**Given text:**
# # # # #

# War Story



## Gerry_VDS (Jun 3, 2012)

Hi everyone! I am incredibly new to writing, with a few essays under my belt. I am going to try doing a "Can I write a story?" experiment! Please let me know about your Tips and Tricks! I can use all the advice that you have!

I have a considerable amount of experience with Military themes, from:
-Surfing Wikipedia many a boring day
-Watching any good war movie
-Reading a lot of Military Thrillers
And:
-Endlessly playing Military video games of any kind!

So, I am going to try and post a summary first, and then write out the chapters as I go! Please let me know how it is, and thanks for putting up with my blathering!

Summary:
Zachary Hicks is a soldier in the American Army in a fictional modern war. It starts out with him walking through a valley where a battle just occurred. After finding vital intelligence, he rushes back to base, and is promoted to Sargent. He leads a squad of soldiers house to house in an assault on a mid-to-small city, and finds a group of civilians. After holding off enemies, he escorts the civilians to safety, and boards a helicopter with his squad to capture enemy leaders.

They land on the top of a hotel, and starts fighting their way down, finding the HQ devoid of officers. They discover a radio that has been abandoned, and find out that enemy is going to EMP (destroy all electronics in a large radius) the city. The EMP goes off, leaving all vehicles and large equipment useless. He gathers soldiers in the hotel to defend, and finds a hidden passage out of the city.

# # # # #

**Material supplied:**
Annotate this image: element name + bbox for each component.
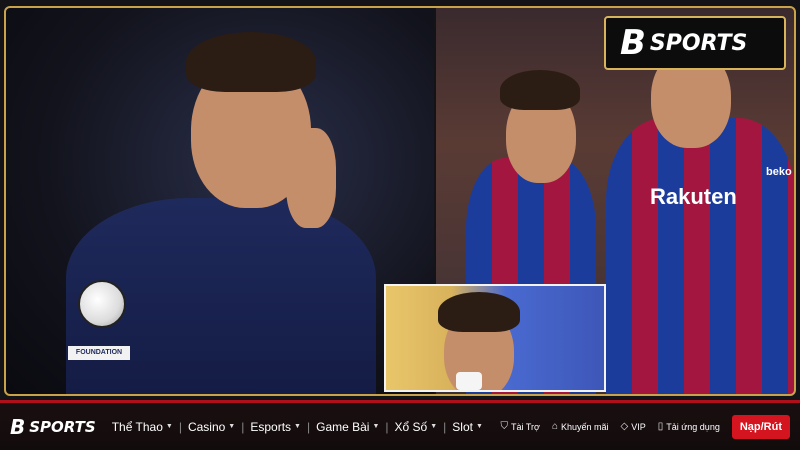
- util-tai-tro[interactable]: ⛉ Tài Trợ: [501, 421, 540, 432]
- util-label: Tài Trợ: [511, 421, 540, 432]
- logo-text: SPORTS: [649, 30, 748, 56]
- util-label: Khuyến mãi: [561, 421, 609, 432]
- sleeve-sponsor-text: beko: [766, 166, 792, 178]
- tag-icon: ⌂: [551, 421, 558, 432]
- util-tai-ung-dung[interactable]: ▯ Tải ứng dụng: [658, 421, 720, 432]
- util-label: Tải ứng dụng: [666, 421, 720, 432]
- nav-logo[interactable]: B SPORTS: [10, 415, 96, 439]
- chevron-down-icon: ▼: [475, 423, 483, 430]
- nav-item-label: Game Bài: [316, 419, 370, 434]
- diamond-icon: ◇: [620, 421, 629, 432]
- hero-banner: FOUNDATION Rakuten beko B SPORTS: [0, 0, 800, 400]
- util-label: VIP: [631, 421, 646, 432]
- player-hair-inset: [438, 292, 520, 332]
- deposit-withdraw-button[interactable]: Nạp/Rút: [731, 414, 790, 439]
- util-khuyen-mai[interactable]: ⌂ Khuyến mãi: [552, 421, 609, 432]
- champions-league-badge-icon: [78, 280, 126, 328]
- nav-utilities: ⛉ Tài Trợ ⌂ Khuyến mãi ◇ VIP ▯ Tải ứng d…: [501, 414, 790, 439]
- chevron-down-icon: ▼: [372, 423, 380, 430]
- chevron-down-icon: ▼: [165, 423, 173, 430]
- util-vip[interactable]: ◇ VIP: [621, 421, 646, 432]
- nav-logo-mark: B: [10, 414, 26, 439]
- nav-item-label: Casino: [187, 419, 226, 434]
- chevron-down-icon: ▼: [430, 423, 438, 430]
- nav-item-label: Thể Thao: [111, 419, 163, 434]
- phone-icon: ▯: [657, 421, 664, 432]
- brand-logo: B SPORTS: [604, 16, 786, 70]
- player-photo-inset: [384, 284, 606, 392]
- shield-icon: ⛉: [500, 421, 509, 432]
- nav-menu: Thể Thao ▼ | Casino ▼ | Esports ▼ | Game…: [106, 420, 489, 434]
- player-photo-left: FOUNDATION: [6, 8, 434, 394]
- sponsor-text: Rakuten: [650, 184, 737, 209]
- main-navbar: B SPORTS Thể Thao ▼ | Casino ▼ | Esports…: [0, 400, 800, 450]
- nav-item-slot[interactable]: Slot ▼: [446, 420, 489, 434]
- tissue: [456, 372, 482, 390]
- nav-item-label: Esports: [250, 419, 292, 434]
- chevron-down-icon: ▼: [294, 423, 301, 430]
- nav-item-label: Xổ Số: [394, 419, 428, 434]
- foundation-patch: FOUNDATION: [68, 346, 130, 360]
- logo-mark: B: [620, 23, 646, 63]
- nav-item-the-thao[interactable]: Thể Thao ▼: [106, 420, 179, 434]
- player-hair: [186, 32, 316, 92]
- player-hand: [286, 128, 336, 228]
- nav-item-label: Slot: [452, 419, 473, 434]
- chevron-down-icon: ▼: [228, 423, 236, 430]
- nav-item-game-bai[interactable]: Game Bài ▼: [310, 420, 385, 434]
- nav-item-casino[interactable]: Casino ▼: [182, 420, 241, 434]
- player-hair-left: [500, 70, 580, 110]
- nav-item-esports[interactable]: Esports ▼: [244, 420, 307, 434]
- barca-shirt-right: [606, 118, 794, 394]
- nav-item-xo-so[interactable]: Xổ Số ▼: [389, 420, 444, 434]
- nav-logo-text: SPORTS: [29, 417, 96, 436]
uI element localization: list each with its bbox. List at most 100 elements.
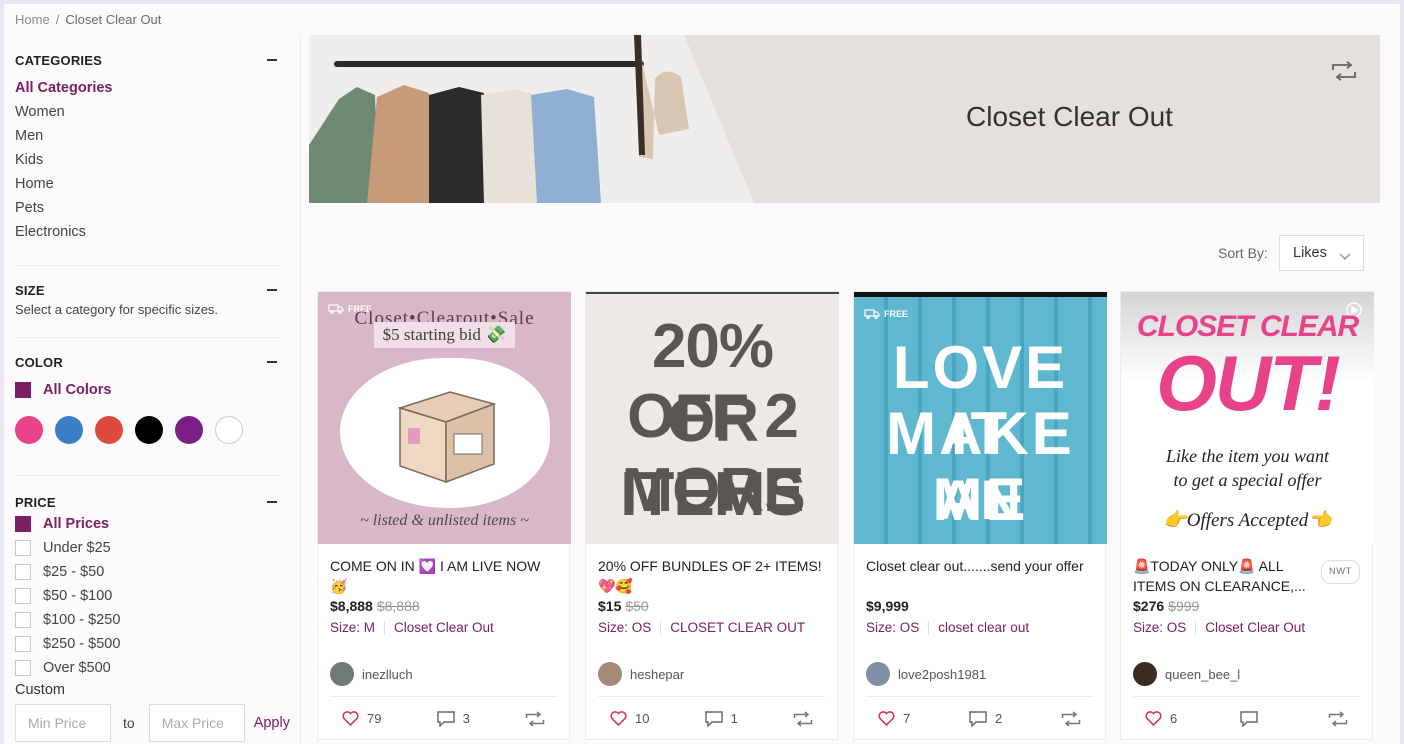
price-title: PRICE [15,494,56,510]
category-women[interactable]: Women [15,100,281,124]
category-pets[interactable]: Pets [15,196,281,220]
price-option-100-250[interactable]: $100 - $250 [15,608,281,632]
checkbox[interactable] [15,636,31,652]
collapse-icon[interactable] [267,59,277,61]
category-kids[interactable]: Kids [15,148,281,172]
heart-icon [342,711,359,726]
avatar[interactable] [330,662,354,686]
listing-image[interactable]: FREE Closet•Clearout•Sale $5 starting bi… [318,292,571,544]
sort-dropdown[interactable]: Likes [1279,235,1364,271]
listing-card[interactable]: FREE Closet•Clearout•Sale $5 starting bi… [317,291,571,740]
listing-size[interactable]: Size: OS [866,620,919,635]
apply-price-button[interactable]: Apply [254,715,290,731]
heart-icon [610,711,627,726]
listing-card[interactable]: CLOSET CLEAR OUT! Like the item you want… [1120,291,1374,740]
swatch-black[interactable] [135,416,163,444]
meta-divider [1195,620,1197,635]
swatch-blue[interactable] [55,416,83,444]
price-option-25-50[interactable]: $25 - $50 [15,560,281,584]
price-header[interactable]: PRICE [15,492,281,512]
collapse-icon[interactable] [267,361,277,363]
listing-price: $8,888 [330,598,373,614]
listing-image[interactable]: 20% OFF 2 OR MORE ITEMS [586,292,839,544]
price-option-under-25[interactable]: Under $25 [15,536,281,560]
checkbox[interactable] [15,540,31,556]
seller-username[interactable]: inezlluch [362,667,413,682]
listing-size[interactable]: Size: OS [1133,620,1186,635]
listing-image[interactable]: CLOSET CLEAR OUT! Like the item you want… [1121,292,1374,544]
listing-size[interactable]: Size: OS [598,620,651,635]
listing-title[interactable]: 🚨TODAY ONLY🚨 ALL ITEMS ON CLEARANCE,... … [1133,556,1360,596]
category-men[interactable]: Men [15,124,281,148]
max-price-input[interactable] [148,704,245,742]
listing-brand[interactable]: Closet Clear Out [1205,620,1305,635]
min-price-input[interactable] [15,704,111,742]
like-button[interactable]: 10 [610,711,649,726]
image-text: $5 starting bid 💸 [382,325,507,344]
comment-button[interactable] [1239,710,1266,727]
like-button[interactable]: 79 [342,711,381,726]
color-header[interactable]: COLOR [15,352,281,372]
listing-brand[interactable]: Closet Clear Out [394,620,494,635]
swatch-pink[interactable] [15,416,43,444]
avatar[interactable] [1133,662,1157,686]
price-section: PRICE All Prices Under $25 $25 - $50 $50… [15,476,290,742]
share-icon[interactable] [1331,61,1357,84]
comment-button[interactable]: 3 [436,710,470,727]
seller-username[interactable]: queen_bee_l [1165,667,1240,682]
comment-button[interactable]: 1 [704,710,738,727]
like-button[interactable]: 7 [878,711,910,726]
listing-title[interactable]: 20% OFF BUNDLES OF 2+ ITEMS! 💖🥰 [598,556,825,596]
listing-brand[interactable]: CLOSET CLEAR OUT [670,620,805,635]
price-option-over-500[interactable]: Over $500 [15,656,281,680]
checkbox-checked[interactable] [15,516,31,532]
meta-divider [660,620,662,635]
listing-card[interactable]: FREE LOVE IT MAKE ME AN OFFER Closet cle… [853,291,1107,740]
size-header[interactable]: SIZE [15,280,281,300]
category-home[interactable]: Home [15,172,281,196]
share-button[interactable] [525,710,545,727]
listing-brand[interactable]: closet clear out [938,620,1029,635]
price-option-50-100[interactable]: $50 - $100 [15,584,281,608]
seller-info[interactable]: queen_bee_l [1133,662,1240,686]
image-text: Like the item you want [1166,446,1329,466]
share-button[interactable] [1328,710,1348,727]
seller-info[interactable]: inezlluch [330,662,413,686]
collapse-icon[interactable] [267,289,277,291]
category-all[interactable]: All Categories [15,76,281,100]
listing-title[interactable]: COME ON IN 💟 I AM LIVE NOW 🥳 [330,556,557,596]
checkbox[interactable] [15,588,31,604]
share-button[interactable] [793,710,813,727]
category-electronics[interactable]: Electronics [15,220,281,244]
image-text: ~ listed & unlisted items ~ [360,512,529,529]
avatar[interactable] [866,662,890,686]
breadcrumb-home[interactable]: Home [15,12,50,27]
listing-title[interactable]: Closet clear out.......send your offer [866,556,1093,596]
seller-info[interactable]: heshepar [598,662,684,686]
swatch-red[interactable] [95,416,123,444]
checkbox-checked[interactable] [15,382,31,398]
checkbox[interactable] [15,564,31,580]
size-section: SIZE Select a category for specific size… [15,266,281,338]
price-option-all[interactable]: All Prices [15,512,281,536]
checkbox[interactable] [15,612,31,628]
seller-username[interactable]: heshepar [630,667,684,682]
share-button[interactable] [1061,710,1081,727]
collapse-icon[interactable] [267,501,277,503]
swatch-white[interactable] [215,416,243,444]
checkbox[interactable] [15,660,31,676]
price-option-label: $100 - $250 [43,612,121,628]
price-option-250-500[interactable]: $250 - $500 [15,632,281,656]
seller-username[interactable]: love2posh1981 [898,667,986,682]
custom-price-inputs: to Apply [15,704,290,742]
like-button[interactable]: 6 [1145,711,1177,726]
all-colors-option[interactable]: All Colors [15,378,281,402]
listing-card[interactable]: 20% OFF 2 OR MORE ITEMS 20% OFF BUNDLES … [585,291,839,740]
categories-header[interactable]: CATEGORIES [15,50,281,70]
listing-image[interactable]: FREE LOVE IT MAKE ME AN OFFER [854,292,1107,544]
listing-size[interactable]: Size: M [330,620,375,635]
avatar[interactable] [598,662,622,686]
seller-info[interactable]: love2posh1981 [866,662,986,686]
comment-button[interactable]: 2 [969,710,1002,727]
swatch-purple[interactable] [175,416,203,444]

# # # # #

**Requirement 1:**
Answer these about the war story post, using one line for each:
(a) In which army does Zachary Hicks serve?
(b) Where does the squad land after boarding the helicopter?
(c) What does the EMP leave useless when it goes off?
**Requirement 2:** Please sum up the war story post in two sentences.
**Requirement 3:** Carry the war story post on from where it stops.

**Final answer 1:**
(a) The American Army.
(b) On the top of a hotel.
(c) All vehicles and large equipment.

**Final answer 2:** A poster who is new to writing plans to try writing a story, drawing on military experience from Wikipedia, war movies, military thrillers and video games, and asks for tips and tricks. The summary follows soldier Zachary Hicks through a fictional modern war as he finds vital intelligence, leads a squad through a city, escorts civilians to safety, and, after an enemy EMP disables the city's vehicles and large equipment, gathers soldiers to defend a hotel and finds a hidden passage out of the city.

**Final answer 3:**
I am still working on the last bit, but suffice to say is that he is fighting a more numerous enemy, with no electronics, civilians to protect, and the wounded starting to outnumber the healthy soldiers.

Let me know if it is any good!


----------



## Sam (Jun 4, 2012)

It seems a workable idea. However, I'm having problems believing that your MC would be promoted to sergeant for finding information, no matter how vital. Promotions like that cannot be given on a whim by a commanding officer. There's usually a written test and a ceremony involved. The only person who would have power to bypass those standard procedures would be the president.

One other thing: If I was writing this story I would ask myself what made it different to any other military thriller of similar nature. Right now it reads as a day in the life of a soldier behind enemy lines, but what part of it will give your reader reason to root for your main characters? A bunch of soldiers following orders and trying to rescue civilians, while an heroic act, doesn't really get my blood pumping. If the above passage was a blurb on the back of a novel, I don't think I'd buy it.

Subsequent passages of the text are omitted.